**Work to do**
How many lines of the material below contain the string "this"? Answer with the number and nothing else.

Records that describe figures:
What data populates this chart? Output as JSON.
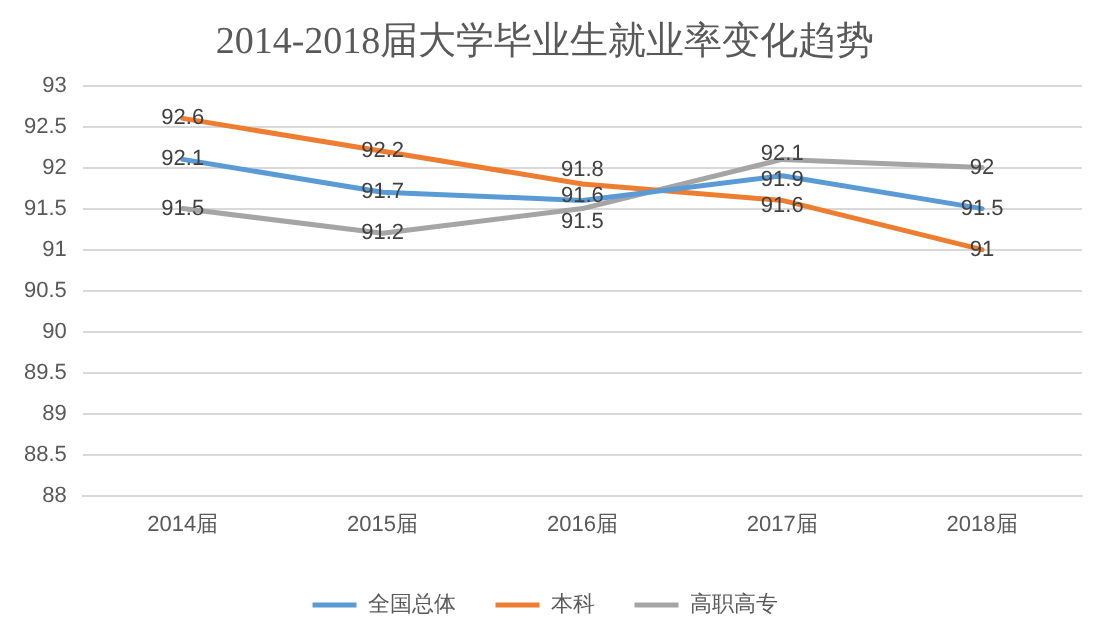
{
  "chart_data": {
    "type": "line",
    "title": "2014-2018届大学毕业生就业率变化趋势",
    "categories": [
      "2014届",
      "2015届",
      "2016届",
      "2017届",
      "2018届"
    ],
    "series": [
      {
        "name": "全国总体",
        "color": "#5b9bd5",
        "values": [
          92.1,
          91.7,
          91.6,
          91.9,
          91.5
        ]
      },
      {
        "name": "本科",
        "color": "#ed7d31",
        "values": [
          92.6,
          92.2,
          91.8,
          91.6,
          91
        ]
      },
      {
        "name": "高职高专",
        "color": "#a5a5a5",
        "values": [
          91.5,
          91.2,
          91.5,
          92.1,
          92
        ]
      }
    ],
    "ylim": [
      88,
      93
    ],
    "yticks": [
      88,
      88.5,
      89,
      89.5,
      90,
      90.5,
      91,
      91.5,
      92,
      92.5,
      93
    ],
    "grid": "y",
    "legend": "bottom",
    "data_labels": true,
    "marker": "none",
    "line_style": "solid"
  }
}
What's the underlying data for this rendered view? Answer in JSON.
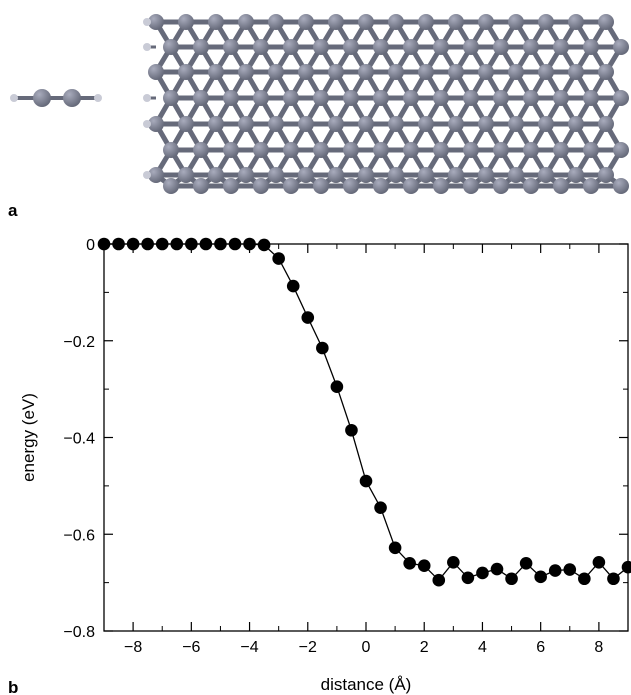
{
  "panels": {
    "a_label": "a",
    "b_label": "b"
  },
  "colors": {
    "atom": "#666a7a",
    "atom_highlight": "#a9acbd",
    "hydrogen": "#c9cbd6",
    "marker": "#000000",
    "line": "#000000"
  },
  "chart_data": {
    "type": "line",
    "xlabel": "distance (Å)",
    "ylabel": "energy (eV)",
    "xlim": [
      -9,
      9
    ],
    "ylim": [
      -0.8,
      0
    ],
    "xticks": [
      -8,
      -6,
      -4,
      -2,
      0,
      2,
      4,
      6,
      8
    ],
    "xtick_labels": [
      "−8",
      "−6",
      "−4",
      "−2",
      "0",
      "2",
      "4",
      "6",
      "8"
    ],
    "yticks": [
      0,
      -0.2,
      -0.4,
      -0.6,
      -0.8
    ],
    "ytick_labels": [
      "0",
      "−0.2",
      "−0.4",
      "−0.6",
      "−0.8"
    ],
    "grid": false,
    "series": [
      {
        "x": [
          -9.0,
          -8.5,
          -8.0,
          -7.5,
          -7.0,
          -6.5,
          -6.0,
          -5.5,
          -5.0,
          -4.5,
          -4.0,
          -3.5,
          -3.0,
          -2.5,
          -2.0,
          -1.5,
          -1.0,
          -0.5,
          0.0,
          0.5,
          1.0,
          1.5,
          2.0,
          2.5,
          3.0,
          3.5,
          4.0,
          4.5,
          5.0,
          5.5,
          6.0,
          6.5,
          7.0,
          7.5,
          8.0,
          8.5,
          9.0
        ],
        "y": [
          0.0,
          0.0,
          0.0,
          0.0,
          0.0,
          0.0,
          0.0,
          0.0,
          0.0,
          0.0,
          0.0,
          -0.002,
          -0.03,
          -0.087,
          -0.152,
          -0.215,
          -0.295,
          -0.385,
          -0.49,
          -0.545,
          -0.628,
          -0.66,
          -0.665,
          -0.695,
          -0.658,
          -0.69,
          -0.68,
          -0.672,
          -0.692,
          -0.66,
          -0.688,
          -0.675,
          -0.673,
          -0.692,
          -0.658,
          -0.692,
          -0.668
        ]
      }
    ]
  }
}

**Finished task**
2